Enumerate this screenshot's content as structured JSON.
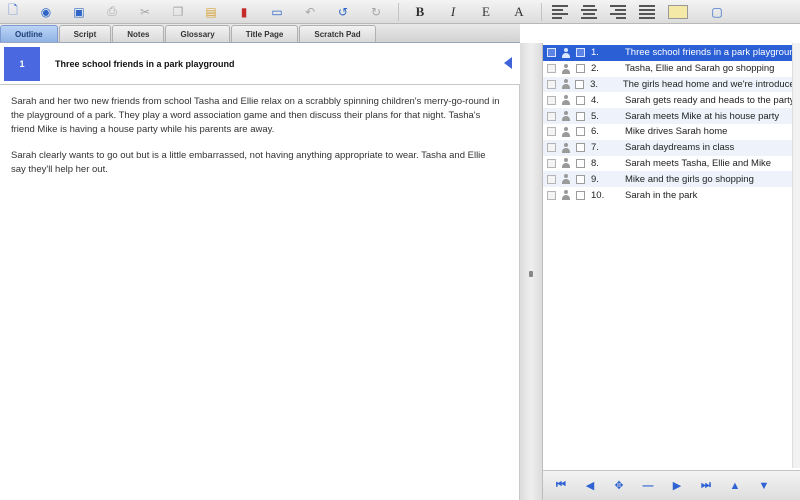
{
  "toolbar": {
    "buttons": [
      {
        "icon": "new-document-icon",
        "glyph": "🗋",
        "tone": "blue"
      },
      {
        "icon": "open-icon",
        "glyph": "◉",
        "tone": "blue"
      },
      {
        "icon": "save-icon",
        "glyph": "▣",
        "tone": "blue"
      },
      {
        "icon": "print-icon",
        "glyph": "⎙",
        "tone": "gray"
      },
      {
        "icon": "cut-icon",
        "glyph": "✂",
        "tone": "gray"
      },
      {
        "icon": "copy-icon",
        "glyph": "❐",
        "tone": "gray"
      },
      {
        "icon": "paste-icon",
        "glyph": "▤",
        "tone": "yellow"
      },
      {
        "icon": "book-icon",
        "glyph": "▮",
        "tone": "red"
      },
      {
        "icon": "monitor-icon",
        "glyph": "▭",
        "tone": "blue"
      },
      {
        "icon": "back-icon",
        "glyph": "↶",
        "tone": "gray"
      },
      {
        "icon": "undo-icon",
        "glyph": "↺",
        "tone": "blue"
      },
      {
        "icon": "redo-icon",
        "glyph": "↻",
        "tone": "gray"
      }
    ],
    "format": {
      "bold": "B",
      "italic": "I",
      "strike": "E",
      "underline": "A"
    }
  },
  "tabs": [
    "Outline",
    "Script",
    "Notes",
    "Glossary",
    "Title Page",
    "Scratch Pad"
  ],
  "scene": {
    "number": "1",
    "title": "Three school friends in a park playground",
    "paragraphs": [
      "Sarah and her two new friends from school Tasha and Ellie relax on a scrabbly spinning children's merry-go-round in the playground of a park. They play a word association game and then discuss their plans for that night. Tasha's friend Mike is having a house party while his parents are away.",
      "Sarah clearly wants to go out but is a little embarrassed, not having anything appropriate to wear. Tasha and Ellie say they'll help her out."
    ]
  },
  "scene_list": [
    {
      "num": "1.",
      "text": "Three school friends in a park playground",
      "selected": true
    },
    {
      "num": "2.",
      "text": "Tasha, Ellie and Sarah go shopping"
    },
    {
      "num": "3.",
      "text": "The girls head home and we're introduced"
    },
    {
      "num": "4.",
      "text": "Sarah gets ready and heads to the party"
    },
    {
      "num": "5.",
      "text": "Sarah meets Mike at his house party"
    },
    {
      "num": "6.",
      "text": "Mike drives Sarah home"
    },
    {
      "num": "7.",
      "text": "Sarah daydreams in class"
    },
    {
      "num": "8.",
      "text": "Sarah meets Tasha, Ellie and Mike"
    },
    {
      "num": "9.",
      "text": "Mike and the girls go shopping"
    },
    {
      "num": "10.",
      "text": "Sarah in the park"
    }
  ],
  "nav": [
    "first-icon",
    "previous-icon",
    "move-icon",
    "minus-icon",
    "next-icon",
    "last-icon",
    "up-icon",
    "down-icon"
  ],
  "colors": {
    "accent": "#2a5fd6",
    "scene_badge": "#4a69e0"
  }
}
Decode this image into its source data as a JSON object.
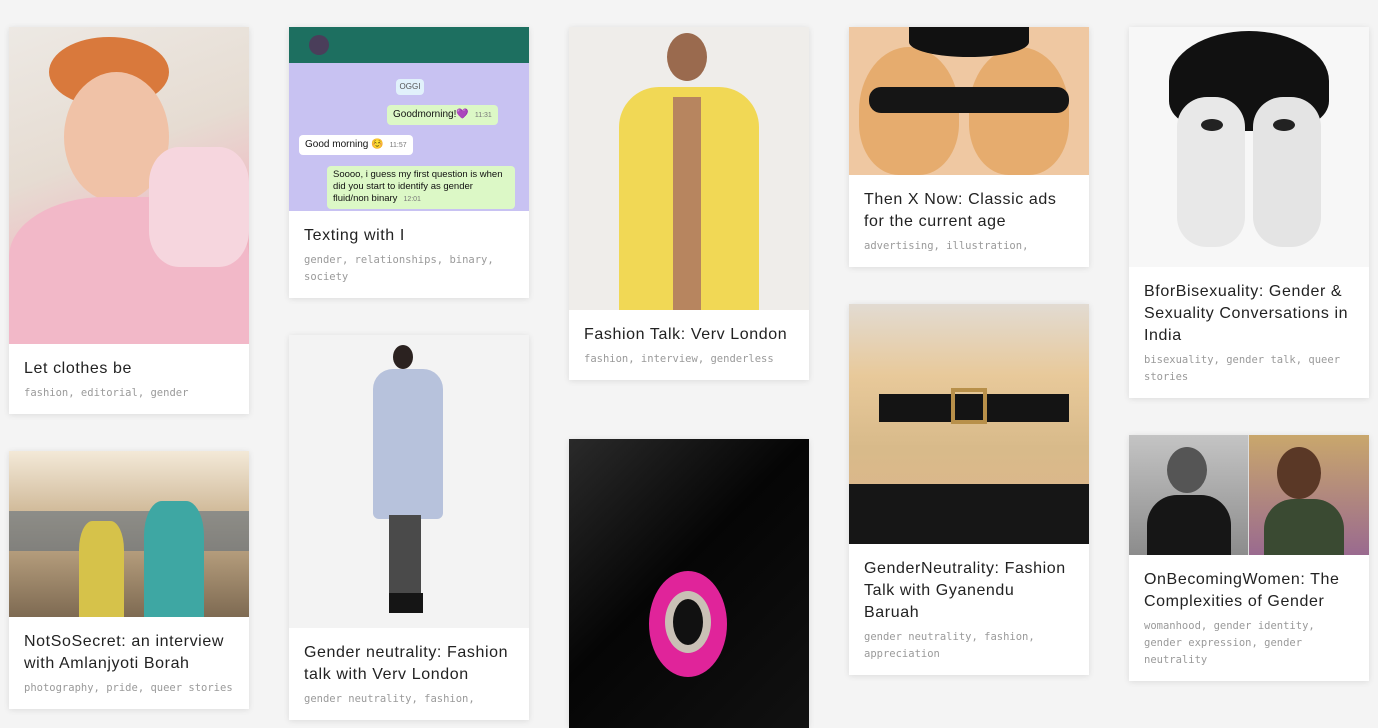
{
  "posts": [
    {
      "title": "Let clothes be",
      "tags": [
        "fashion",
        "editorial",
        "gender"
      ]
    },
    {
      "title": "NotSoSecret: an interview with Amlanjyoti Borah",
      "tags": [
        "photography",
        "pride",
        "queer stories"
      ]
    },
    {
      "title": "Texting with I",
      "tags": [
        "gender",
        "relationships",
        "binary",
        "society"
      ],
      "chat": {
        "day": "OGGI",
        "msg1": "Goodmorning!💜",
        "time1": "11:31",
        "msg2": "Good morning ☺️",
        "time2": "11:57",
        "msg3": "Soooo, i guess my first question is when did you start to identify as gender fluid/non binary",
        "time3": "12:01"
      }
    },
    {
      "title": "Gender neutrality: Fashion talk with Verv London",
      "tags": [
        "gender neutrality",
        "fashion"
      ]
    },
    {
      "title": "Fashion Talk: Verv London",
      "tags": [
        "fashion",
        "interview",
        "genderless"
      ]
    },
    {
      "title": "",
      "tags": []
    },
    {
      "title": "Then X Now: Classic ads for the current age",
      "tags": [
        "advertising",
        "illustration"
      ]
    },
    {
      "title": "GenderNeutrality: Fashion Talk with Gyanendu Baruah",
      "tags": [
        "gender neutrality",
        "fashion",
        "appreciation"
      ]
    },
    {
      "title": "BforBisexuality: Gender & Sexuality Conversations in India",
      "tags": [
        "bisexuality",
        "gender talk",
        "queer stories"
      ]
    },
    {
      "title": "OnBecomingWomen: The Complexities of Gender",
      "tags": [
        "womanhood",
        "gender identity",
        "gender expression",
        "gender neutrality"
      ]
    }
  ]
}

━━━━━━━━

• What is asked
Reproduce the material above verbatim; omit every picture.

• Correct answer
Enumerate this screenshot's content as structured JSON.
{
  "toolbar": {
    "buttons": [
      {
        "icon": "new-document-icon",
        "glyph": "🗋",
        "tone": "blue"
      },
      {
        "icon": "open-icon",
        "glyph": "◉",
        "tone": "blue"
      },
      {
        "icon": "save-icon",
        "glyph": "▣",
        "tone": "blue"
      },
      {
        "icon": "print-icon",
        "glyph": "⎙",
        "tone": "gray"
      },
      {
        "icon": "cut-icon",
        "glyph": "✂",
        "tone": "gray"
      },
      {
        "icon": "copy-icon",
        "glyph": "❐",
        "tone": "gray"
      },
      {
        "icon": "paste-icon",
        "glyph": "▤",
        "tone": "yellow"
      },
      {
        "icon": "book-icon",
        "glyph": "▮",
        "tone": "red"
      },
      {
        "icon": "monitor-icon",
        "glyph": "▭",
        "tone": "blue"
      },
      {
        "icon": "back-icon",
        "glyph": "↶",
        "tone": "gray"
      },
      {
        "icon": "undo-icon",
        "glyph": "↺",
        "tone": "blue"
      },
      {
        "icon": "redo-icon",
        "glyph": "↻",
        "tone": "gray"
      }
    ],
    "format": {
      "bold": "B",
      "italic": "I",
      "strike": "E",
      "underline": "A"
    }
  },
  "tabs": [
    "Outline",
    "Script",
    "Notes",
    "Glossary",
    "Title Page",
    "Scratch Pad"
  ],
  "scene": {
    "number": "1",
    "title": "Three school friends in a park playground",
    "paragraphs": [
      "Sarah and her two new friends from school Tasha and Ellie relax on a scrabbly spinning children's merry-go-round in the playground of a park. They play a word association game and then discuss their plans for that night. Tasha's friend Mike is having a house party while his parents are away.",
      "Sarah clearly wants to go out but is a little embarrassed, not having anything appropriate to wear. Tasha and Ellie say they'll help her out."
    ]
  },
  "scene_list": [
    {
      "num": "1.",
      "text": "Three school friends in a park playground",
      "selected": true
    },
    {
      "num": "2.",
      "text": "Tasha, Ellie and Sarah go shopping"
    },
    {
      "num": "3.",
      "text": "The girls head home and we're introduced"
    },
    {
      "num": "4.",
      "text": "Sarah gets ready and heads to the party"
    },
    {
      "num": "5.",
      "text": "Sarah meets Mike at his house party"
    },
    {
      "num": "6.",
      "text": "Mike drives Sarah home"
    },
    {
      "num": "7.",
      "text": "Sarah daydreams in class"
    },
    {
      "num": "8.",
      "text": "Sarah meets Tasha, Ellie and Mike"
    },
    {
      "num": "9.",
      "text": "Mike and the girls go shopping"
    },
    {
      "num": "10.",
      "text": "Sarah in the park"
    }
  ],
  "nav": [
    "first-icon",
    "previous-icon",
    "move-icon",
    "minus-icon",
    "next-icon",
    "last-icon",
    "up-icon",
    "down-icon"
  ],
  "colors": {
    "accent": "#2a5fd6",
    "scene_badge": "#4a69e0"
  }
}
Decode this image into its source data as a JSON object.
{
  "posts": [
    {
      "title": "Let clothes be",
      "tags": [
        "fashion",
        "editorial",
        "gender"
      ]
    },
    {
      "title": "NotSoSecret: an interview with Amlanjyoti Borah",
      "tags": [
        "photography",
        "pride",
        "queer stories"
      ]
    },
    {
      "title": "Texting with I",
      "tags": [
        "gender",
        "relationships",
        "binary",
        "society"
      ],
      "chat": {
        "day": "OGGI",
        "msg1": "Goodmorning!💜",
        "time1": "11:31",
        "msg2": "Good morning ☺️",
        "time2": "11:57",
        "msg3": "Soooo, i guess my first question is when did you start to identify as gender fluid/non binary",
        "time3": "12:01"
      }
    },
    {
      "title": "Gender neutrality: Fashion talk with Verv London",
      "tags": [
        "gender neutrality",
        "fashion"
      ]
    },
    {
      "title": "Fashion Talk: Verv London",
      "tags": [
        "fashion",
        "interview",
        "genderless"
      ]
    },
    {
      "title": "",
      "tags": []
    },
    {
      "title": "Then X Now: Classic ads for the current age",
      "tags": [
        "advertising",
        "illustration"
      ]
    },
    {
      "title": "GenderNeutrality: Fashion Talk with Gyanendu Baruah",
      "tags": [
        "gender neutrality",
        "fashion",
        "appreciation"
      ]
    },
    {
      "title": "BforBisexuality: Gender & Sexuality Conversations in India",
      "tags": [
        "bisexuality",
        "gender talk",
        "queer stories"
      ]
    },
    {
      "title": "OnBecomingWomen: The Complexities of Gender",
      "tags": [
        "womanhood",
        "gender identity",
        "gender expression",
        "gender neutrality"
      ]
    }
  ]
}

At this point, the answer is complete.